- [The task]: In the entries below, find the lines that contain the word "name" and copy them.

Figure record listings

□ □ □ □ □ □ □

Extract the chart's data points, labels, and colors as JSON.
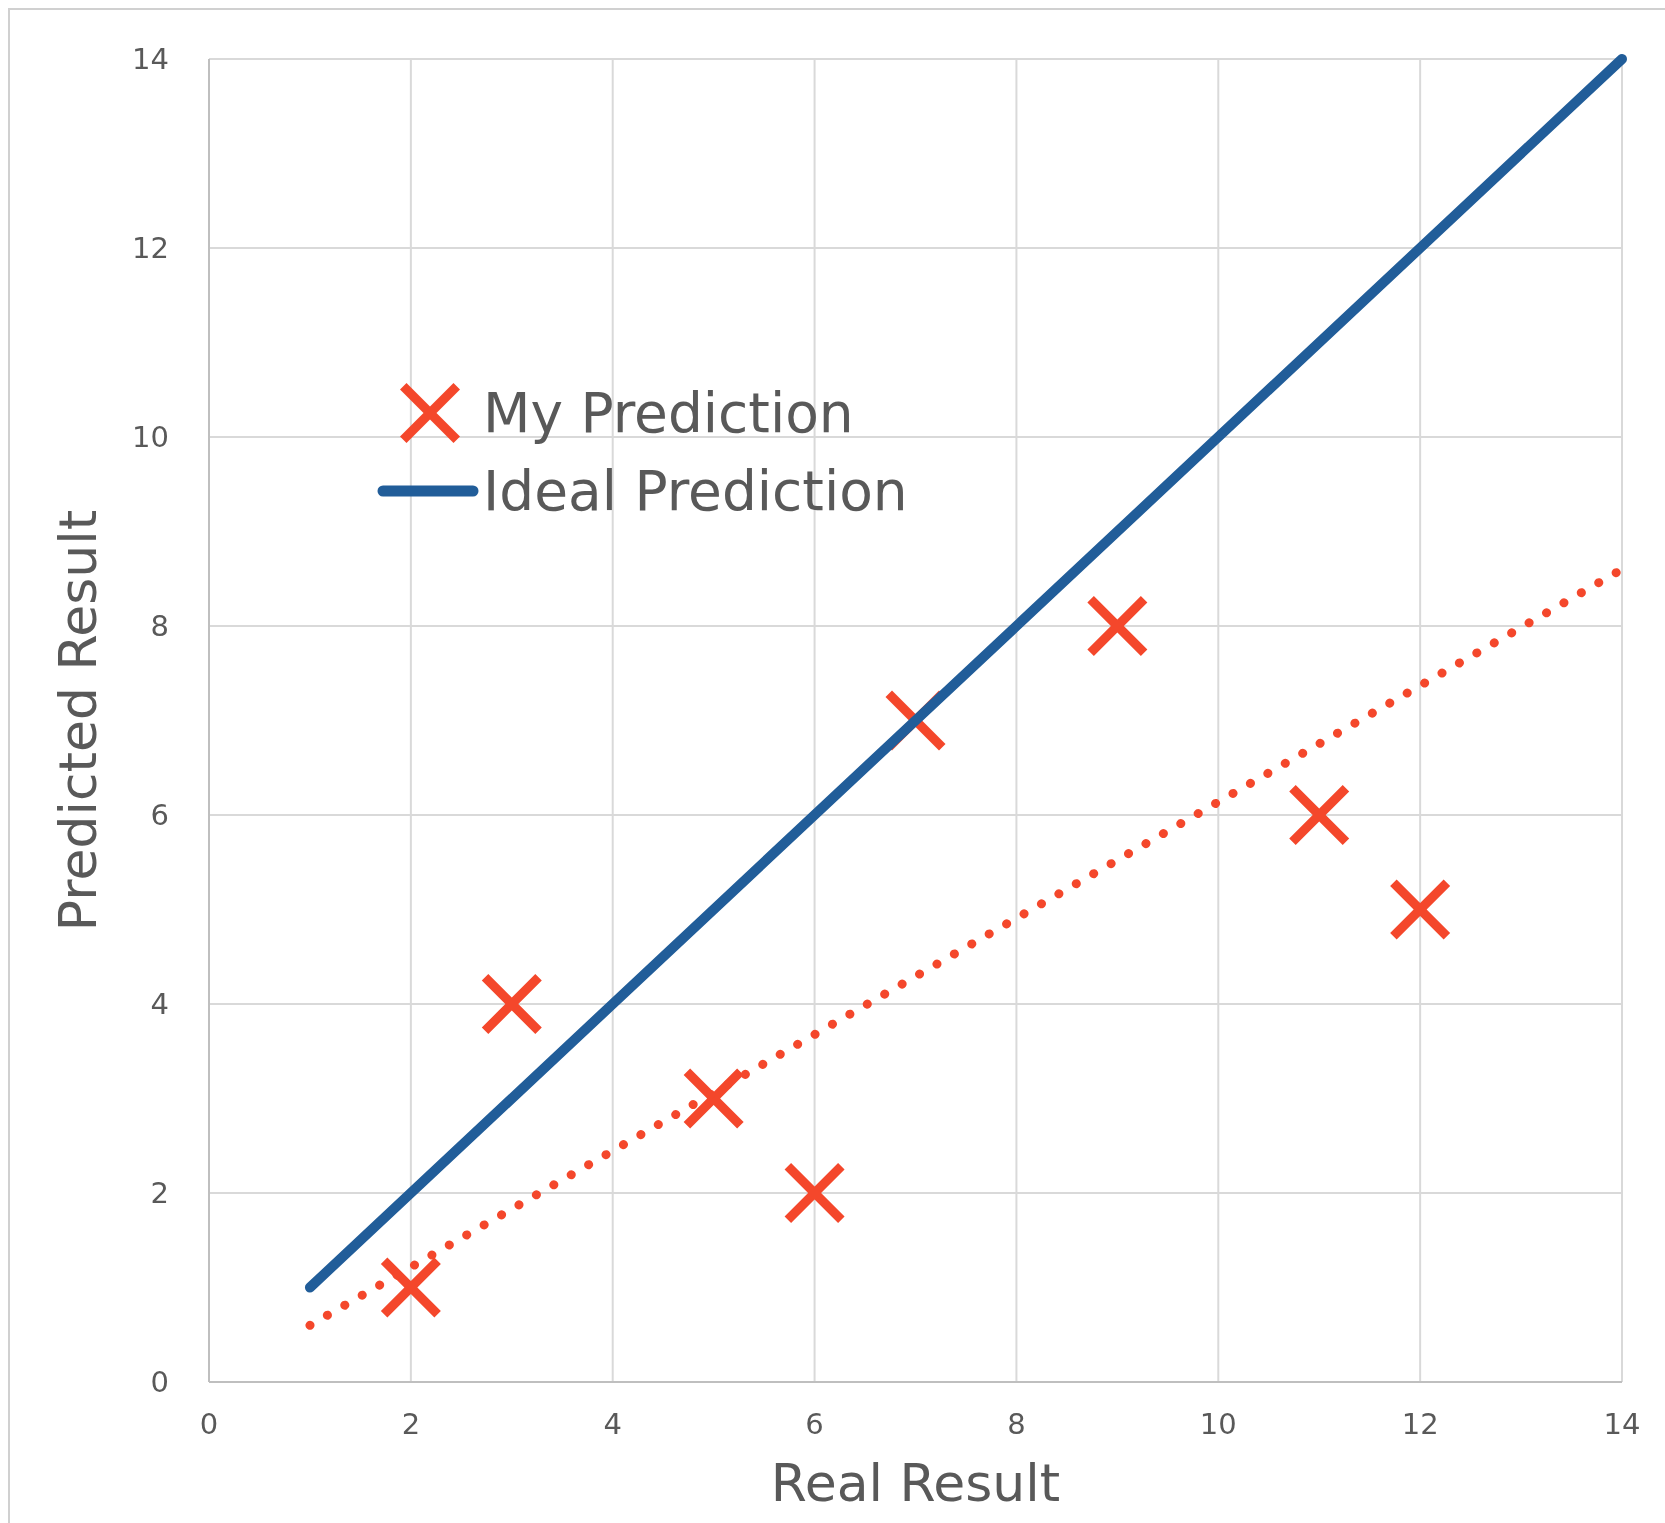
{
  "chart_data": {
    "type": "scatter",
    "xlabel": "Real Result",
    "ylabel": "Predicted Result",
    "xlim": [
      0,
      14
    ],
    "ylim": [
      0,
      14
    ],
    "xticks": [
      0,
      2,
      4,
      6,
      8,
      10,
      12,
      14
    ],
    "yticks": [
      0,
      2,
      4,
      6,
      8,
      10,
      12,
      14
    ],
    "grid": true,
    "legend": "left",
    "series": [
      {
        "name": "My Prediction",
        "color": "#f4472b",
        "marker": "cross",
        "x": [
          2,
          3,
          5,
          6,
          7,
          9,
          11,
          12
        ],
        "values": [
          1,
          4,
          3,
          2,
          7,
          8,
          6,
          5
        ]
      },
      {
        "name": "Ideal Prediction",
        "type": "line",
        "color": "#215d99",
        "marker": "none",
        "line_style": "solid",
        "x": [
          1,
          14
        ],
        "values": [
          1,
          14
        ]
      },
      {
        "type": "line",
        "color": "#f4472b",
        "marker": "none",
        "line_style": "dotted",
        "x": [
          1,
          14
        ],
        "values": [
          0.6,
          8.6
        ]
      }
    ]
  }
}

□ □ □ □ □ □ □

- [Full output]:
        "name": "My Prediction",
        "name": "Ideal Prediction",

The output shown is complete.